§ **Set task**
Note each line of the listing that contains the string "timestamp", and copy it.

* Begin *

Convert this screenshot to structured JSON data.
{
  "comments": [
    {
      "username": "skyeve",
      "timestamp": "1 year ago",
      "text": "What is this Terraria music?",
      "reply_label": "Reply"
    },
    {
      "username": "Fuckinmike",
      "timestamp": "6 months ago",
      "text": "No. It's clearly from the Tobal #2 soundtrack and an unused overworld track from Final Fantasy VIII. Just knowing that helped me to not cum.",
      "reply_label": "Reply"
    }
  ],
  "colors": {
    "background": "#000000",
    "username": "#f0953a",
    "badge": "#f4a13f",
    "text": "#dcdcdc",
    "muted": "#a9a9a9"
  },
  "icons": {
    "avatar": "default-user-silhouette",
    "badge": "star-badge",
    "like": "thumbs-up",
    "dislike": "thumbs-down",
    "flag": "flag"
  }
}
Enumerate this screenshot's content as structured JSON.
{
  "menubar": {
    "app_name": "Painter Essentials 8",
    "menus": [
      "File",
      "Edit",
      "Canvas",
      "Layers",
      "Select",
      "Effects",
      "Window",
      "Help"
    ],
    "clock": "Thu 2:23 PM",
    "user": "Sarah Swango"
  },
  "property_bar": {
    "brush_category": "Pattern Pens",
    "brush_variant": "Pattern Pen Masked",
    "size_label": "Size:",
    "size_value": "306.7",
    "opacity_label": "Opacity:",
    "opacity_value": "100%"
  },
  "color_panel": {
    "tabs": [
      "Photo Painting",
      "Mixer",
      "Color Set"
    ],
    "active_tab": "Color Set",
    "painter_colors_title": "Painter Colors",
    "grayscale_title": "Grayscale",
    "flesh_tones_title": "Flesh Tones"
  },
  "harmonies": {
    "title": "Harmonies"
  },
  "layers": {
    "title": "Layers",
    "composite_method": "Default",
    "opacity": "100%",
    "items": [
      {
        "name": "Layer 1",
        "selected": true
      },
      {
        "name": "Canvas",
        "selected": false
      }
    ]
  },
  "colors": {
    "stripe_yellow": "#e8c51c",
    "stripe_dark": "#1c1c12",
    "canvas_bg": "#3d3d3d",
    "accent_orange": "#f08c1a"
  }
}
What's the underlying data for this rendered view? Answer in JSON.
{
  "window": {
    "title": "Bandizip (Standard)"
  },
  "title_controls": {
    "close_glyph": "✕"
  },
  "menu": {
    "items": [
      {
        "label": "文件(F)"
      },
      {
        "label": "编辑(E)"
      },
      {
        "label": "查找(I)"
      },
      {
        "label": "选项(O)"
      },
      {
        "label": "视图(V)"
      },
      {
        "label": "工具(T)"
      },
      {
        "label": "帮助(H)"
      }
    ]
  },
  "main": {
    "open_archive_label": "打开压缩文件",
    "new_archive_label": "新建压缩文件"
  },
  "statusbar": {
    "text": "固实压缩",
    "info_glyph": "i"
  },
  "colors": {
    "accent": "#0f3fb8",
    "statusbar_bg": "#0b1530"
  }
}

* End *

§ **Full answer**
      "timestamp": "1 year ago",
      "timestamp": "6 months ago",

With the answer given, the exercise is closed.